#### Stated exercise
Show every line that has the string "Alat" in it.

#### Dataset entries
+ + + + +
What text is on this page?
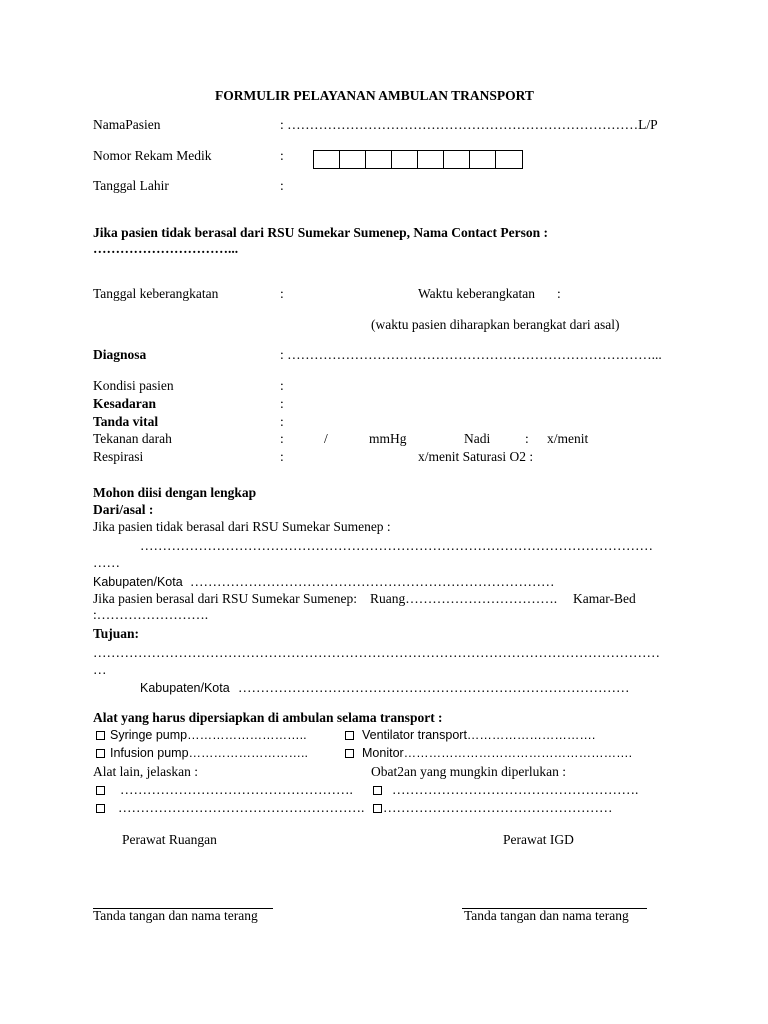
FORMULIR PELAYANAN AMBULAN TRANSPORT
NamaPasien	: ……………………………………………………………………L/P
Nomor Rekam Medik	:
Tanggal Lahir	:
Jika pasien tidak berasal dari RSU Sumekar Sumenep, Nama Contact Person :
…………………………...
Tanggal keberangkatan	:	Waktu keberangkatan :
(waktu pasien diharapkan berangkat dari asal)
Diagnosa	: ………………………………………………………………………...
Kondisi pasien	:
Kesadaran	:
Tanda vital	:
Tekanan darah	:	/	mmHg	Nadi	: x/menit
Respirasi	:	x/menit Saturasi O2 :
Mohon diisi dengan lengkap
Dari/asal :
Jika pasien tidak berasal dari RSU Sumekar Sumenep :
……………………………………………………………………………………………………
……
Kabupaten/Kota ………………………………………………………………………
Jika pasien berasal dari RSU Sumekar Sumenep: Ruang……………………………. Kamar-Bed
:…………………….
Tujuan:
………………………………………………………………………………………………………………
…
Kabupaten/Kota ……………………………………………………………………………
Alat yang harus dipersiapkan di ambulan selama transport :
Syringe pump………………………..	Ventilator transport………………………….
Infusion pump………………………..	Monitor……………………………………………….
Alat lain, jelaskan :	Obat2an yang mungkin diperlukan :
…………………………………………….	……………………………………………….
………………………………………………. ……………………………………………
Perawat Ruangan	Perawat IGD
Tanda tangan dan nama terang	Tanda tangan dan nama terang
+ + + + +
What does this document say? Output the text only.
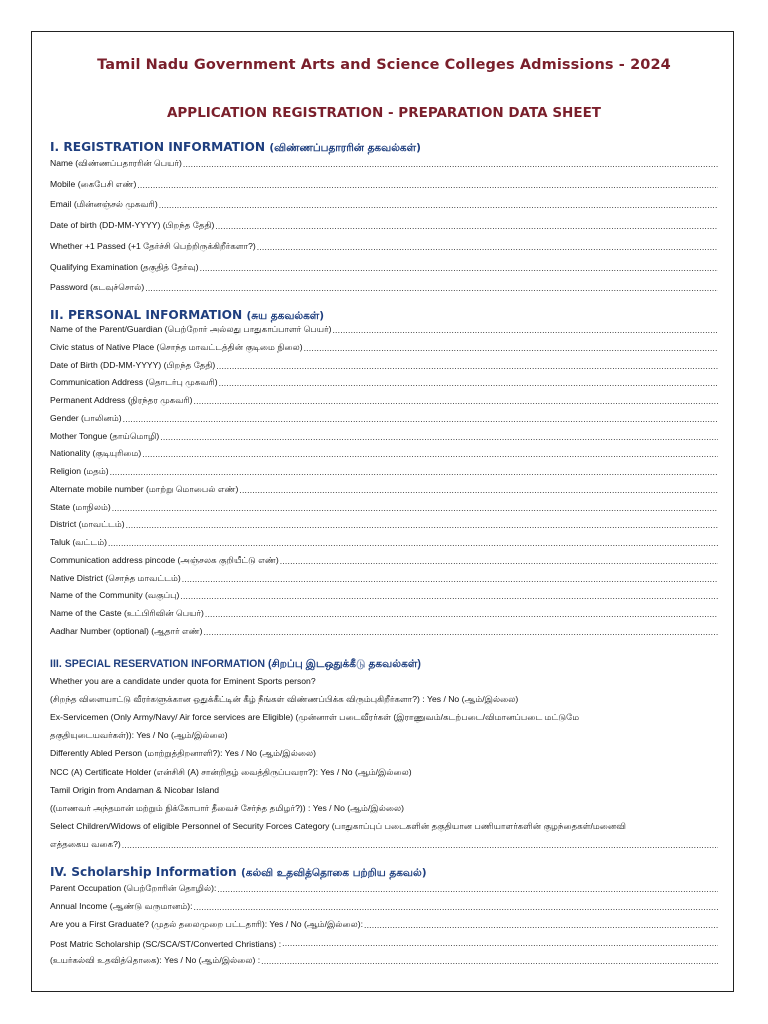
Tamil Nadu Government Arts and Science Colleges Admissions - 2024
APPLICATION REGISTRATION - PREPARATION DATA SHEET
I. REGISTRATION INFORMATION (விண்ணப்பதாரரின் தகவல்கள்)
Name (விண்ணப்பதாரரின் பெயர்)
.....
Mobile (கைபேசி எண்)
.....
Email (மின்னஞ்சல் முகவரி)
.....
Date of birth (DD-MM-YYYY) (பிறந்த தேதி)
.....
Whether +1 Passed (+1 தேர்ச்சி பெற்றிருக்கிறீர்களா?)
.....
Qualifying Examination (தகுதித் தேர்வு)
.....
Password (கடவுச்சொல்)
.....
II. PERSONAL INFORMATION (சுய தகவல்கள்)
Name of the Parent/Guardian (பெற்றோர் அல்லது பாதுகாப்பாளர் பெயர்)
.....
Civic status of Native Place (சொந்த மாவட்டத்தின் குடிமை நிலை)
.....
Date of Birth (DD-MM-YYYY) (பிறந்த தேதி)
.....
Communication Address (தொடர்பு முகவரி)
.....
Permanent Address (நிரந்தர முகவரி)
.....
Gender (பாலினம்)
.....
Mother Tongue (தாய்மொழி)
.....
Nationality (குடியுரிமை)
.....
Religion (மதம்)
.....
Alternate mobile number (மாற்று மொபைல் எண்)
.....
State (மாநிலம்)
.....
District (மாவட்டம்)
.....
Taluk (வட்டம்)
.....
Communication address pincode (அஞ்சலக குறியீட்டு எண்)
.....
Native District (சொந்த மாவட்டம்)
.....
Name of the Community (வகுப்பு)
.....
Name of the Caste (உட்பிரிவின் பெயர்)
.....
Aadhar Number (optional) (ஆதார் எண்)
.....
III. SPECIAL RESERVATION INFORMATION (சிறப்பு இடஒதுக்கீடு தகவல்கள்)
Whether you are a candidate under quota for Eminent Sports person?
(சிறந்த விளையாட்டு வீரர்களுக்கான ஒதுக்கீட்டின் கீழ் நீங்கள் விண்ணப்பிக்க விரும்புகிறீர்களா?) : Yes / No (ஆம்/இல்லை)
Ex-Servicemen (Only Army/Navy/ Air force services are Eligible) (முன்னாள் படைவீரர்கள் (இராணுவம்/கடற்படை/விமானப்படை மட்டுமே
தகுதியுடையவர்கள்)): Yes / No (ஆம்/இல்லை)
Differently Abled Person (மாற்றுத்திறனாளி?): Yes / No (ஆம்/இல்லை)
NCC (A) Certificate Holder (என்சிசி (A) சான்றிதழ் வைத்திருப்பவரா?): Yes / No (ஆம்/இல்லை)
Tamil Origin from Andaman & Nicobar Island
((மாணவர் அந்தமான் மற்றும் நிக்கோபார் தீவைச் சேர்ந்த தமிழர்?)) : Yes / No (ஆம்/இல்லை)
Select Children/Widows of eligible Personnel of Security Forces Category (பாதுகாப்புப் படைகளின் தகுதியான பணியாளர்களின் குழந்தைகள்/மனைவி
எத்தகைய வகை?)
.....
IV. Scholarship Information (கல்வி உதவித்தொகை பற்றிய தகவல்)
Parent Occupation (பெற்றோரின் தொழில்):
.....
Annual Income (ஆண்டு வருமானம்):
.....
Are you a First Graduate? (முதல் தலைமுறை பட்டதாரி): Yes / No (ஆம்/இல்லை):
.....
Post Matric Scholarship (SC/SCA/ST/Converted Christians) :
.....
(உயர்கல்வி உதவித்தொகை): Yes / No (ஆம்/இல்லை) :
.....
+ + + + +
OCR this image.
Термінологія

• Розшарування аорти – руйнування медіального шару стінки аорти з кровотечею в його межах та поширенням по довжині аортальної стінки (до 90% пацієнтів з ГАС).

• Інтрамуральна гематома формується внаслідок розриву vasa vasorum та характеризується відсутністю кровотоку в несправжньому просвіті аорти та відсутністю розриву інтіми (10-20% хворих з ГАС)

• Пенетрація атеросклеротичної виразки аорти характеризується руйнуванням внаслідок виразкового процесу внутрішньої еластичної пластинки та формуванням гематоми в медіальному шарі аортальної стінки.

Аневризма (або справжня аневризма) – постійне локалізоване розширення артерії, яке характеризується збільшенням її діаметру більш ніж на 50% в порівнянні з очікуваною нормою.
+ + + + +
#### Written response
Alat yang harus dipersiapkan di ambulan selama transport :
Alat lain, jelaskan :	Obat2an yang mungkin diperlukan :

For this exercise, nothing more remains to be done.